> _Task to carry out_
State how many lines of the entries hold the string "superiore", and output nothing but that count.

> _Working data_

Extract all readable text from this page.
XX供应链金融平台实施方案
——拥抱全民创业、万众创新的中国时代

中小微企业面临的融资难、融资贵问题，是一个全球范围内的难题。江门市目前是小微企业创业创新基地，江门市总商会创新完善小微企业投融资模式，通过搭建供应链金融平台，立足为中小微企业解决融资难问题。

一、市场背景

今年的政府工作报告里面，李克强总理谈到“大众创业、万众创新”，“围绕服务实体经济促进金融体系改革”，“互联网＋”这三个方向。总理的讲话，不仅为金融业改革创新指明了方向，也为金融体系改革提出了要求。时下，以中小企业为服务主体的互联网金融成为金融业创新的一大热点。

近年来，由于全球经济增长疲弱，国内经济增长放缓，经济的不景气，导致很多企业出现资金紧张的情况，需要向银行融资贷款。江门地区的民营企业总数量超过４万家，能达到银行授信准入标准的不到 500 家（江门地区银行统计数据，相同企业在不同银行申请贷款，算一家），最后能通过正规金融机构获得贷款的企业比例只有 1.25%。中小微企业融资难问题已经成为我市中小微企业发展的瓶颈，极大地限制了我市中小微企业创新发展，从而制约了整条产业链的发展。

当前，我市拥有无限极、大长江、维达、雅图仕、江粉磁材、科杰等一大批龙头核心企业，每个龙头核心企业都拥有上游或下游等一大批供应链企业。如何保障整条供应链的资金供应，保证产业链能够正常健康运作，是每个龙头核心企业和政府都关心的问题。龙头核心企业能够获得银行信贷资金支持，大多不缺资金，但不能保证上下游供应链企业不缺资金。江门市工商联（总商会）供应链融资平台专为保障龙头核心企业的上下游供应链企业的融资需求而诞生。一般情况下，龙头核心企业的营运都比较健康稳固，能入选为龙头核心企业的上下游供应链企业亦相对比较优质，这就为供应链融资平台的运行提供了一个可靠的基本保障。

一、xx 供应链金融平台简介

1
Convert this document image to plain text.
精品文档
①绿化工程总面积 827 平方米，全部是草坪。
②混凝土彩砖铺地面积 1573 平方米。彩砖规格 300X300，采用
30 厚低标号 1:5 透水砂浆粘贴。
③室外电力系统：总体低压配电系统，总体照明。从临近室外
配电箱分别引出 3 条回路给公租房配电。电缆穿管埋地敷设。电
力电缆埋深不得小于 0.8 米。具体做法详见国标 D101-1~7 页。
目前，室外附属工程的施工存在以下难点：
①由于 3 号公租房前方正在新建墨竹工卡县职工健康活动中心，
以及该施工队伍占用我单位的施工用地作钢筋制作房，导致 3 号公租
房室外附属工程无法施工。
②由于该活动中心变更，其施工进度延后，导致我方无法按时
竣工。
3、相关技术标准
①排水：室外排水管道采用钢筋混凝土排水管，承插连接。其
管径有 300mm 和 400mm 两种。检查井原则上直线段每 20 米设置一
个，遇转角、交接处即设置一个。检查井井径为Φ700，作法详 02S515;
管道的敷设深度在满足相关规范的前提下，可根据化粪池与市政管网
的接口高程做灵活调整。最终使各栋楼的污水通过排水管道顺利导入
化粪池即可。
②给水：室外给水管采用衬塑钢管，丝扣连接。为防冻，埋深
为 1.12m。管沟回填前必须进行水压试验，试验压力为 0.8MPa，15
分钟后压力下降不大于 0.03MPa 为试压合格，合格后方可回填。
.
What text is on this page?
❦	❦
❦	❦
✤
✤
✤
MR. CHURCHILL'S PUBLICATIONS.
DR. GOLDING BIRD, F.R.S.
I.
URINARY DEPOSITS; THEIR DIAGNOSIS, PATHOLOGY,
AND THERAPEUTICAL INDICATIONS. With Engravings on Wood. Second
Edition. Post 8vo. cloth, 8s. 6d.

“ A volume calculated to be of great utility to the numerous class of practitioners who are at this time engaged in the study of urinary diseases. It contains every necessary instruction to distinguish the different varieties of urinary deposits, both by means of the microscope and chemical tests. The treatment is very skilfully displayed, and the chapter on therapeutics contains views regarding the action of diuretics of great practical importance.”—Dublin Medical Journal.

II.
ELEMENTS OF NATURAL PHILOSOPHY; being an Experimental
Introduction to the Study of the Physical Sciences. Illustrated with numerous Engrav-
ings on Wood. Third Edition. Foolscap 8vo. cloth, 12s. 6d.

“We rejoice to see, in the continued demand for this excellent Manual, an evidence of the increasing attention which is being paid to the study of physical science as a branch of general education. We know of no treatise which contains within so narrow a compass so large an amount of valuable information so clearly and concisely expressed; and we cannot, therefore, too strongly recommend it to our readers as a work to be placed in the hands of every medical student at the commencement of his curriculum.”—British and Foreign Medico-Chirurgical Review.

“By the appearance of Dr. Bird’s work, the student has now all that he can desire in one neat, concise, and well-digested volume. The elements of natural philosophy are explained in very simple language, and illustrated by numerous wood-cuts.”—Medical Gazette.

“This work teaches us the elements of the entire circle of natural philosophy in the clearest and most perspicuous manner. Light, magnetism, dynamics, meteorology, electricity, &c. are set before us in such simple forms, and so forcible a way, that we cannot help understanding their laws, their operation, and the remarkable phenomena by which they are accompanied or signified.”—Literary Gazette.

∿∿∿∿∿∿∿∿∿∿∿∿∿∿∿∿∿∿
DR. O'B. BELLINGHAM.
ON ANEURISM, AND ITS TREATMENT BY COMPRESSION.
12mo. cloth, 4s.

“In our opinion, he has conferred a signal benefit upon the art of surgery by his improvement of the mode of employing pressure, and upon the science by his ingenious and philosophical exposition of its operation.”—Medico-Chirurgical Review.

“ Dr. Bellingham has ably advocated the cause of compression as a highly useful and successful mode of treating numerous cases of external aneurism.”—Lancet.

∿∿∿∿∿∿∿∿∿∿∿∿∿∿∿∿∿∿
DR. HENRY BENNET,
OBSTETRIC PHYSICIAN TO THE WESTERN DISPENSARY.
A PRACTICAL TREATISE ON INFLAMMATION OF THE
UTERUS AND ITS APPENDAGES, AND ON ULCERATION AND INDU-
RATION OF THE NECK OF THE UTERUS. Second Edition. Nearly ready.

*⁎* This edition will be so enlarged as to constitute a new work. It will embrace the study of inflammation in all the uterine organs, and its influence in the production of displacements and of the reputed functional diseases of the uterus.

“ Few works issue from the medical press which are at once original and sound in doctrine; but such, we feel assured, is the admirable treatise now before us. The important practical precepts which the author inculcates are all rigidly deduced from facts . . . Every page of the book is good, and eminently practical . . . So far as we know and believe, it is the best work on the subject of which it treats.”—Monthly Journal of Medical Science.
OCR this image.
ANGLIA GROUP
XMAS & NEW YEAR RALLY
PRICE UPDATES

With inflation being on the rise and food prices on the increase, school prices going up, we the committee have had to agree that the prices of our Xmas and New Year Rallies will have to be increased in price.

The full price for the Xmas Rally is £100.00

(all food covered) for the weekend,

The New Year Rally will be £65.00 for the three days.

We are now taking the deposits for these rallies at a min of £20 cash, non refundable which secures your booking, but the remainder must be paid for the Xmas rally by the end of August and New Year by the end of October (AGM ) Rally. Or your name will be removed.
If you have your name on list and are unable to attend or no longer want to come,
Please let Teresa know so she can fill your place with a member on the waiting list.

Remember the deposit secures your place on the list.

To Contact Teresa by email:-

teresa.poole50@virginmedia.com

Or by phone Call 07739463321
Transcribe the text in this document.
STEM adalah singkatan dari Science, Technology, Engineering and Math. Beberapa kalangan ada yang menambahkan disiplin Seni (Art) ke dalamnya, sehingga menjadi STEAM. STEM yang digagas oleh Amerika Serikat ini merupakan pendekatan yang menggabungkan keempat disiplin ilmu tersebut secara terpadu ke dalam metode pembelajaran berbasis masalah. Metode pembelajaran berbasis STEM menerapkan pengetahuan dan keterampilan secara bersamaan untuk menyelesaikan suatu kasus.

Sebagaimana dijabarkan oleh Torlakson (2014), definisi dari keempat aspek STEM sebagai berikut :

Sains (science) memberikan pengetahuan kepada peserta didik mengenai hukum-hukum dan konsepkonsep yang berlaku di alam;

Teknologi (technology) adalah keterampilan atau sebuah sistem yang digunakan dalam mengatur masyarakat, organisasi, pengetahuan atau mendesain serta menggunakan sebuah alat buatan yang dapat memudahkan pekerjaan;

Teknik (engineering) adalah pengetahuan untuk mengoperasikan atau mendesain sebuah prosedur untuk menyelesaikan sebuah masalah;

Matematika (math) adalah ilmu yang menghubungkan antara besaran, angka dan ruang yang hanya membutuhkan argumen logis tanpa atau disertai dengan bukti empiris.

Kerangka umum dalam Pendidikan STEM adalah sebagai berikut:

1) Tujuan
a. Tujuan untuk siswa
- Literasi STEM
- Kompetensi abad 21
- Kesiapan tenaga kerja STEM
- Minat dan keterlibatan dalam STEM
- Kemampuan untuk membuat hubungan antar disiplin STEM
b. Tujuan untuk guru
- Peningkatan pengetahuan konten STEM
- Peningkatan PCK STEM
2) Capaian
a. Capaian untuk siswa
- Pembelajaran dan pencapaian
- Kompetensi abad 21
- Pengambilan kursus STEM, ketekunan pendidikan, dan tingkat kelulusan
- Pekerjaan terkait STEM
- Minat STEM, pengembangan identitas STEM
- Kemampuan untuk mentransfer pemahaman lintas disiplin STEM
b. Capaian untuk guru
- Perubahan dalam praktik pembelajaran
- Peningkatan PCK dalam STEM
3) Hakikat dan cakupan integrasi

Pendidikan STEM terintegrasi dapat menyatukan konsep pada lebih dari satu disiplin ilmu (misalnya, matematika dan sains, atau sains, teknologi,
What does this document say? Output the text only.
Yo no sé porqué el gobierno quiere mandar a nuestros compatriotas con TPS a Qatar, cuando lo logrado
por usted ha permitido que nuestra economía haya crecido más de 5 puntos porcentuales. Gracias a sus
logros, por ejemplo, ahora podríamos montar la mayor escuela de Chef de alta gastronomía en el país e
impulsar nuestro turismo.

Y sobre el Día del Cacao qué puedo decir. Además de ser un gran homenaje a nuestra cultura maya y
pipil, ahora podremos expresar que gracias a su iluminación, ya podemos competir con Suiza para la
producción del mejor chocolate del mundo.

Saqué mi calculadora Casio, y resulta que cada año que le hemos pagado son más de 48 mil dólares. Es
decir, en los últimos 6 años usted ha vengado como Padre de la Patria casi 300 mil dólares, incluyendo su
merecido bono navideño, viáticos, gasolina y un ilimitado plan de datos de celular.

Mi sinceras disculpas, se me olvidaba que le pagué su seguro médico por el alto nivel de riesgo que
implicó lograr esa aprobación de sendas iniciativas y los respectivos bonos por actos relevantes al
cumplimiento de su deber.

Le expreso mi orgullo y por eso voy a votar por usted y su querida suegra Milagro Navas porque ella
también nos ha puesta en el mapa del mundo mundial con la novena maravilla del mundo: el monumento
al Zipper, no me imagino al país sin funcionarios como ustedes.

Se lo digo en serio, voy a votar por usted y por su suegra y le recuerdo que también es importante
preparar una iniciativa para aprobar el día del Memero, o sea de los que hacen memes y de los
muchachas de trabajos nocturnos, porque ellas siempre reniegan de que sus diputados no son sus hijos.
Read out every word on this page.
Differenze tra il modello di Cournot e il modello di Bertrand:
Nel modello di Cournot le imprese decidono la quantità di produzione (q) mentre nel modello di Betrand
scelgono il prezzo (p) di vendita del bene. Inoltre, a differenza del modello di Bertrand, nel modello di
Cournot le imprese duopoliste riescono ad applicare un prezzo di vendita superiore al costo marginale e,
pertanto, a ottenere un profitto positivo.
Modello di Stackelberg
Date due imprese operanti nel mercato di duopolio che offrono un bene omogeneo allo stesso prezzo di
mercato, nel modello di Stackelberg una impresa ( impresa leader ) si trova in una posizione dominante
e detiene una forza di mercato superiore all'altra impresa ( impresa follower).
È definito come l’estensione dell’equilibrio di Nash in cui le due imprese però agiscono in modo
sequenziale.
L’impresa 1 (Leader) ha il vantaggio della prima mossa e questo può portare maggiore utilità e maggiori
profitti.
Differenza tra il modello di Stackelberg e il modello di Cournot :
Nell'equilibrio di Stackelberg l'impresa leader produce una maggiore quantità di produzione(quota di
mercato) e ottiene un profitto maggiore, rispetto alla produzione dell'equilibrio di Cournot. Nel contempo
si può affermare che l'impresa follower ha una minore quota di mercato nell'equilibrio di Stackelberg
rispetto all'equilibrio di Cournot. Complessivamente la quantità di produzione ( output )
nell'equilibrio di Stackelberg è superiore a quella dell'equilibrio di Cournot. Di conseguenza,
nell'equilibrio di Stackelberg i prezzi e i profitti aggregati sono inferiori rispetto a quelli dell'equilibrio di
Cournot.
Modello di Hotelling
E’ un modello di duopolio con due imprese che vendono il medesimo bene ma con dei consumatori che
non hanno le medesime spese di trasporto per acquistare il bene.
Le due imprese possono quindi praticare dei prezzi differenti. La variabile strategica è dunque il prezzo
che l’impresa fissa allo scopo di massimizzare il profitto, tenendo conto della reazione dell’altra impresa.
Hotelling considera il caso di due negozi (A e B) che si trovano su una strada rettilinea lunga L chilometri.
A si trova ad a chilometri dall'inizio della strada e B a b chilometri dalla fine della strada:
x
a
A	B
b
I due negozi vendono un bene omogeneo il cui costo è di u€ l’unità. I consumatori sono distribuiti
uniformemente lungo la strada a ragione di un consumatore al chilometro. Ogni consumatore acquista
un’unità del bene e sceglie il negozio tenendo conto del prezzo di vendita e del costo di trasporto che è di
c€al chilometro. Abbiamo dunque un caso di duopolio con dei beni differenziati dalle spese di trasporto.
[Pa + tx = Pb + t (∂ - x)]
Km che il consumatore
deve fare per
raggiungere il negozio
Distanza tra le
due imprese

> _Correct answer_
3